TO DO: Reproduce every line of the material below, but drop the pictures.

(Lines of data)
______________________________

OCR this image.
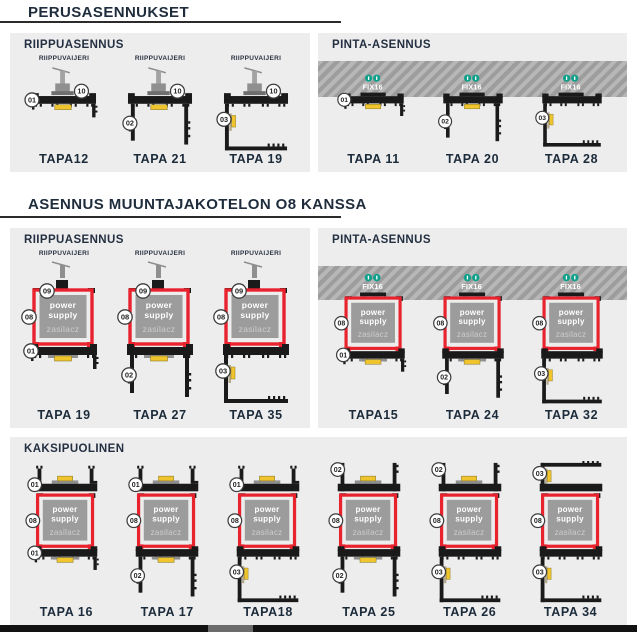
PERUSASENNUKSET
RIIPPUASENNUS
RIIPPUVAIJERI
10
01
TAPA12
RIIPPUVAIJERI
10
02
TAPA 21
RIIPPUVAIJERI
10
03
TAPA 19
PINTA-ASENNUS
FIX16
01
TAPA 11
FIX16
02
TAPA 20
FIX16
03
TAPA 28
ASENNUS MUUNTAJAKOTELON O8 KANSSA
RIIPPUASENNUS
RIIPPUVAIJERI
power
supply
zasilacz
09
08
01
TAPA 19
RIIPPUVAIJERI
power
supply
zasilacz
09
08
02
TAPA 27
RIIPPUVAIJERI
power
supply
zasilacz
09
08
03
TAPA 35
PINTA-ASENNUS
FIX16
power
supply
zasilacz
08
01
TAPA15
FIX16
power
supply
zasilacz
08
02
TAPA 24
FIX16
power
supply
zasilacz
08
03
TAPA 32
KAKSIPUOLINEN
power
supply
zasilacz
01
08
01
TAPA 16
power
supply
zasilacz
01
08
02
TAPA 17
power
supply
zasilacz
01
08
03
TAPA18
power
supply
zasilacz
02
08
02
TAPA 25
power
supply
zasilacz
02
08
03
TAPA 26
power
supply
zasilacz
03
08
03
TAPA 34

______________________________

RESPONSE TO THE EXERCISE:
OCR this image.
PERUSASENNUKSET
RIIPPUASENNUS
RIIPPUVAIJERI
10
01
TAPA12
RIIPPUVAIJERI
10
02
TAPA 21
RIIPPUVAIJERI
10
03
TAPA 19
PINTA-ASENNUS
FIX16
01
TAPA 11
FIX16
02
TAPA 20
FIX16
03
TAPA 28
ASENNUS MUUNTAJAKOTELON O8 KANSSA
RIIPPUASENNUS
RIIPPUVAIJERI
power
supply
zasilacz
09
08
01
TAPA 19
RIIPPUVAIJERI
power
supply
zasilacz
09
08
02
TAPA 27
RIIPPUVAIJERI
power
supply
zasilacz
09
08
03
TAPA 35
PINTA-ASENNUS
FIX16
power
supply
zasilacz
08
01
TAPA15
FIX16
power
supply
zasilacz
08
02
TAPA 24
FIX16
power
supply
zasilacz
08
03
TAPA 32
KAKSIPUOLINEN
power
supply
zasilacz
01
08
01
TAPA 16
power
supply
zasilacz
01
08
02
TAPA 17
power
supply
zasilacz
01
08
03
TAPA18
power
supply
zasilacz
02
08
02
TAPA 25
power
supply
zasilacz
02
08
03
TAPA 26
power
supply
zasilacz
03
08
03
TAPA 34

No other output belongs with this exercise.